» SHORT TASK: Could you print every record below exactly as it appears?

____ PROVIDED ENTRIES

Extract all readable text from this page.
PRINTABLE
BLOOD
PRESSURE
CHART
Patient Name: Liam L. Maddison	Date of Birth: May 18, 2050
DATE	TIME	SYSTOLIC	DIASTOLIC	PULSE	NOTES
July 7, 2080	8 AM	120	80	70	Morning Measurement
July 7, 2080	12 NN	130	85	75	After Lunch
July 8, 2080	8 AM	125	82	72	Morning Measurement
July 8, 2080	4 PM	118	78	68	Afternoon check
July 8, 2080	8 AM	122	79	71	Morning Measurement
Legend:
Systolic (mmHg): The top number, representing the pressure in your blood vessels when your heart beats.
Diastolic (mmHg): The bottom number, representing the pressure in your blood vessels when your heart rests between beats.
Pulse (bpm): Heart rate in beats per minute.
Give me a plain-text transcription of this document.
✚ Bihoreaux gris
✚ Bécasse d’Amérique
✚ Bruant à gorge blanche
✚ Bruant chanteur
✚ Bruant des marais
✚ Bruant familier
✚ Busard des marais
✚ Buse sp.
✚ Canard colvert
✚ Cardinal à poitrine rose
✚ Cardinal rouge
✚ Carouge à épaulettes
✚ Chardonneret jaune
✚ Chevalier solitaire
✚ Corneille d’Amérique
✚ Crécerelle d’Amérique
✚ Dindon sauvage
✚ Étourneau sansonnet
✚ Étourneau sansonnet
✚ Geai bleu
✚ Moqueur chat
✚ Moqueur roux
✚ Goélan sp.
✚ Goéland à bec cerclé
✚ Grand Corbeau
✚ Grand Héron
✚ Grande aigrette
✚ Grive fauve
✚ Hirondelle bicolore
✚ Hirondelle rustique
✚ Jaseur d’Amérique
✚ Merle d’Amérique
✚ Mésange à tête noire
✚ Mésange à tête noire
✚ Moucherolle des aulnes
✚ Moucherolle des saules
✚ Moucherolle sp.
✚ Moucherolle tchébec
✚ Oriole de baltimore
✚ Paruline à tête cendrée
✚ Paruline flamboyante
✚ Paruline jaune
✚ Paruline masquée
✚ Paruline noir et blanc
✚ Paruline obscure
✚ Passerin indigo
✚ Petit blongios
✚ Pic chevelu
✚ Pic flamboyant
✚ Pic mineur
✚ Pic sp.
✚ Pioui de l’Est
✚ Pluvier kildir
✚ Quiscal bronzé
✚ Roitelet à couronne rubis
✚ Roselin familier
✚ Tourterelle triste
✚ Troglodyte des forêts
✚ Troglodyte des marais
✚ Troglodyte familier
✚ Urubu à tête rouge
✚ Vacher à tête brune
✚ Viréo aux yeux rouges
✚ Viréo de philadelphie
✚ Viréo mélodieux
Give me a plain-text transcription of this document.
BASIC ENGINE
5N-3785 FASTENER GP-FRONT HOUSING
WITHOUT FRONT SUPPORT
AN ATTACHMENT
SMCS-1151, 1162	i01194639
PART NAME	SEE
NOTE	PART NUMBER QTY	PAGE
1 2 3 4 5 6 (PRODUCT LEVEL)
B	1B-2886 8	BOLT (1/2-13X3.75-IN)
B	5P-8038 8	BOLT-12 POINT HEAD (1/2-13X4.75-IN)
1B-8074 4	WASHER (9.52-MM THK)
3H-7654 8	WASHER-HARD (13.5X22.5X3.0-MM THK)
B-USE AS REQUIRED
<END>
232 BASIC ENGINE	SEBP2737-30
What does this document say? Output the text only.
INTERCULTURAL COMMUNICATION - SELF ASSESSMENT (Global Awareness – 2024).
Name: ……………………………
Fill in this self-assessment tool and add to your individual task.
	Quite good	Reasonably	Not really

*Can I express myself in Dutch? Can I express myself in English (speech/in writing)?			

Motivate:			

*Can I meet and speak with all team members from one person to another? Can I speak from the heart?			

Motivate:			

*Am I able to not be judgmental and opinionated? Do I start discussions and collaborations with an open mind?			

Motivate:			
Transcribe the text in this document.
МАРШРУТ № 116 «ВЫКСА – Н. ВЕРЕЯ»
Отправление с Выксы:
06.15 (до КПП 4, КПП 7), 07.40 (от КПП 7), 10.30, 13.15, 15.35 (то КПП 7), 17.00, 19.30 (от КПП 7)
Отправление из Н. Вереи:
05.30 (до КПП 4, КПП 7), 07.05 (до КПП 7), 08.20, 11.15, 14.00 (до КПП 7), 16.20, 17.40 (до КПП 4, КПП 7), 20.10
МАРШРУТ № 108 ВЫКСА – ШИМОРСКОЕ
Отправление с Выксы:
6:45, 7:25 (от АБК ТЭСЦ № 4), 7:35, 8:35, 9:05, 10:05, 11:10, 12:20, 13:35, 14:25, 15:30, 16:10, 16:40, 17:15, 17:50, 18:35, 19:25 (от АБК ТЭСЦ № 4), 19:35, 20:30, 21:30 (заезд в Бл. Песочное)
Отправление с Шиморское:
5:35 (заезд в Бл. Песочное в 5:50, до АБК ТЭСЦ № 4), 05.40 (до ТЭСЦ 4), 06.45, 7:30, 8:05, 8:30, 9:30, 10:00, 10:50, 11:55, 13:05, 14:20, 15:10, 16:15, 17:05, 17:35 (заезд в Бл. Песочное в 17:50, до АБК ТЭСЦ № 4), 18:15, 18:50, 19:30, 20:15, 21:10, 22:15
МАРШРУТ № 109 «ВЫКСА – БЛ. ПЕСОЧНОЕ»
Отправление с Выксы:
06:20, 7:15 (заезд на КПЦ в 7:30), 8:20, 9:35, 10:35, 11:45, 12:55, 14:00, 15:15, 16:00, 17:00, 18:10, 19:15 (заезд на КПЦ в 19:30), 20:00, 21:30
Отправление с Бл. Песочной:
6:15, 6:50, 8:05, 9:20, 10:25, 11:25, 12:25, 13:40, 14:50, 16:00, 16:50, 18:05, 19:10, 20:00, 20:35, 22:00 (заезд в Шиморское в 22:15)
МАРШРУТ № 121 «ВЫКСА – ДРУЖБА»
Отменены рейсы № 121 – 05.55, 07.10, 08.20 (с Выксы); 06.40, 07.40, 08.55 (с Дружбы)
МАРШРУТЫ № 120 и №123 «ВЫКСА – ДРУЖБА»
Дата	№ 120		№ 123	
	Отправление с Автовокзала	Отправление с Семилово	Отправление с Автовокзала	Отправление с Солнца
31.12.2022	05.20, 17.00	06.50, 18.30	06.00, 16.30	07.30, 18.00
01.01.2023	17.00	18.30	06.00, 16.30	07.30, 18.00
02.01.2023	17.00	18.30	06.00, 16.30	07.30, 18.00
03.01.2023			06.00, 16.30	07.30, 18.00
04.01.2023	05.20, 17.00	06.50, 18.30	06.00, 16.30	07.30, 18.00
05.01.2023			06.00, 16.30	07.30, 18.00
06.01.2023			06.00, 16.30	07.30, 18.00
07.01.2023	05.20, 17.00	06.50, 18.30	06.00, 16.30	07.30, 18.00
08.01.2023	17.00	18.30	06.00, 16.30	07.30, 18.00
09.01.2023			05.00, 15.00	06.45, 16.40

________

» TASK ANSWER:
Extract all readable text from this page.
PRINTABLE
BLOOD
PRESSURE
CHART
Patient Name: Liam L. Maddison	Date of Birth: May 18, 2050
DATE	TIME	SYSTOLIC	DIASTOLIC	PULSE	NOTES
July 7, 2080	8 AM	120	80	70	Morning Measurement
July 7, 2080	12 NN	130	85	75	After Lunch
July 8, 2080	8 AM	125	82	72	Morning Measurement
July 8, 2080	4 PM	118	78	68	Afternoon check
July 8, 2080	8 AM	122	79	71	Morning Measurement
Legend:
Systolic (mmHg): The top number, representing the pressure in your blood vessels when your heart beats.
Diastolic (mmHg): The bottom number, representing the pressure in your blood vessels when your heart rests between beats.
Pulse (bpm): Heart rate in beats per minute.
Give me a plain-text transcription of this document.
✚ Bihoreaux gris
✚ Bécasse d’Amérique
✚ Bruant à gorge blanche
✚ Bruant chanteur
✚ Bruant des marais
✚ Bruant familier
✚ Busard des marais
✚ Buse sp.
✚ Canard colvert
✚ Cardinal à poitrine rose
✚ Cardinal rouge
✚ Carouge à épaulettes
✚ Chardonneret jaune
✚ Chevalier solitaire
✚ Corneille d’Amérique
✚ Crécerelle d’Amérique
✚ Dindon sauvage
✚ Étourneau sansonnet
✚ Étourneau sansonnet
✚ Geai bleu
✚ Moqueur chat
✚ Moqueur roux
✚ Goélan sp.
✚ Goéland à bec cerclé
✚ Grand Corbeau
✚ Grand Héron
✚ Grande aigrette
✚ Grive fauve
✚ Hirondelle bicolore
✚ Hirondelle rustique
✚ Jaseur d’Amérique
✚ Merle d’Amérique
✚ Mésange à tête noire
✚ Mésange à tête noire
✚ Moucherolle des aulnes
✚ Moucherolle des saules
✚ Moucherolle sp.
✚ Moucherolle tchébec
✚ Oriole de baltimore
✚ Paruline à tête cendrée
✚ Paruline flamboyante
✚ Paruline jaune
✚ Paruline masquée
✚ Paruline noir et blanc
✚ Paruline obscure
✚ Passerin indigo
✚ Petit blongios
✚ Pic chevelu
✚ Pic flamboyant
✚ Pic mineur
✚ Pic sp.
✚ Pioui de l’Est
✚ Pluvier kildir
✚ Quiscal bronzé
✚ Roitelet à couronne rubis
✚ Roselin familier
✚ Tourterelle triste
✚ Troglodyte des forêts
✚ Troglodyte des marais
✚ Troglodyte familier
✚ Urubu à tête rouge
✚ Vacher à tête brune
✚ Viréo aux yeux rouges
✚ Viréo de philadelphie
✚ Viréo mélodieux
Give me a plain-text transcription of this document.
BASIC ENGINE
5N-3785 FASTENER GP-FRONT HOUSING
WITHOUT FRONT SUPPORT
AN ATTACHMENT
SMCS-1151, 1162	i01194639
PART NAME	SEE
NOTE	PART NUMBER QTY	PAGE
1 2 3 4 5 6 (PRODUCT LEVEL)
B	1B-2886 8	BOLT (1/2-13X3.75-IN)
B	5P-8038 8	BOLT-12 POINT HEAD (1/2-13X4.75-IN)
1B-8074 4	WASHER (9.52-MM THK)
3H-7654 8	WASHER-HARD (13.5X22.5X3.0-MM THK)
B-USE AS REQUIRED
<END>
232 BASIC ENGINE	SEBP2737-30
What does this document say? Output the text only.
INTERCULTURAL COMMUNICATION - SELF ASSESSMENT (Global Awareness – 2024).
Name: ……………………………
Fill in this self-assessment tool and add to your individual task.
	Quite good	Reasonably	Not really

*Can I express myself in Dutch? Can I express myself in English (speech/in writing)?			

Motivate:			

*Can I meet and speak with all team members from one person to another? Can I speak from the heart?			

Motivate:			

*Am I able to not be judgmental and opinionated? Do I start discussions and collaborations with an open mind?			

Motivate:			
Transcribe the text in this document.
МАРШРУТ № 116 «ВЫКСА – Н. ВЕРЕЯ»
Отправление с Выксы:
06.15 (до КПП 4, КПП 7), 07.40 (от КПП 7), 10.30, 13.15, 15.35 (то КПП 7), 17.00, 19.30 (от КПП 7)
Отправление из Н. Вереи:
05.30 (до КПП 4, КПП 7), 07.05 (до КПП 7), 08.20, 11.15, 14.00 (до КПП 7), 16.20, 17.40 (до КПП 4, КПП 7), 20.10
МАРШРУТ № 108 ВЫКСА – ШИМОРСКОЕ
Отправление с Выксы:
6:45, 7:25 (от АБК ТЭСЦ № 4), 7:35, 8:35, 9:05, 10:05, 11:10, 12:20, 13:35, 14:25, 15:30, 16:10, 16:40, 17:15, 17:50, 18:35, 19:25 (от АБК ТЭСЦ № 4), 19:35, 20:30, 21:30 (заезд в Бл. Песочное)
Отправление с Шиморское:
5:35 (заезд в Бл. Песочное в 5:50, до АБК ТЭСЦ № 4), 05.40 (до ТЭСЦ 4), 06.45, 7:30, 8:05, 8:30, 9:30, 10:00, 10:50, 11:55, 13:05, 14:20, 15:10, 16:15, 17:05, 17:35 (заезд в Бл. Песочное в 17:50, до АБК ТЭСЦ № 4), 18:15, 18:50, 19:30, 20:15, 21:10, 22:15
МАРШРУТ № 109 «ВЫКСА – БЛ. ПЕСОЧНОЕ»
Отправление с Выксы:
06:20, 7:15 (заезд на КПЦ в 7:30), 8:20, 9:35, 10:35, 11:45, 12:55, 14:00, 15:15, 16:00, 17:00, 18:10, 19:15 (заезд на КПЦ в 19:30), 20:00, 21:30
Отправление с Бл. Песочной:
6:15, 6:50, 8:05, 9:20, 10:25, 11:25, 12:25, 13:40, 14:50, 16:00, 16:50, 18:05, 19:10, 20:00, 20:35, 22:00 (заезд в Шиморское в 22:15)
МАРШРУТ № 121 «ВЫКСА – ДРУЖБА»
Отменены рейсы № 121 – 05.55, 07.10, 08.20 (с Выксы); 06.40, 07.40, 08.55 (с Дружбы)
МАРШРУТЫ № 120 и №123 «ВЫКСА – ДРУЖБА»
Дата	№ 120		№ 123	
	Отправление с Автовокзала	Отправление с Семилово	Отправление с Автовокзала	Отправление с Солнца
31.12.2022	05.20, 17.00	06.50, 18.30	06.00, 16.30	07.30, 18.00
01.01.2023	17.00	18.30	06.00, 16.30	07.30, 18.00
02.01.2023	17.00	18.30	06.00, 16.30	07.30, 18.00
03.01.2023			06.00, 16.30	07.30, 18.00
04.01.2023	05.20, 17.00	06.50, 18.30	06.00, 16.30	07.30, 18.00
05.01.2023			06.00, 16.30	07.30, 18.00
06.01.2023			06.00, 16.30	07.30, 18.00
07.01.2023	05.20, 17.00	06.50, 18.30	06.00, 16.30	07.30, 18.00
08.01.2023	17.00	18.30	06.00, 16.30	07.30, 18.00
09.01.2023			05.00, 15.00	06.45, 16.40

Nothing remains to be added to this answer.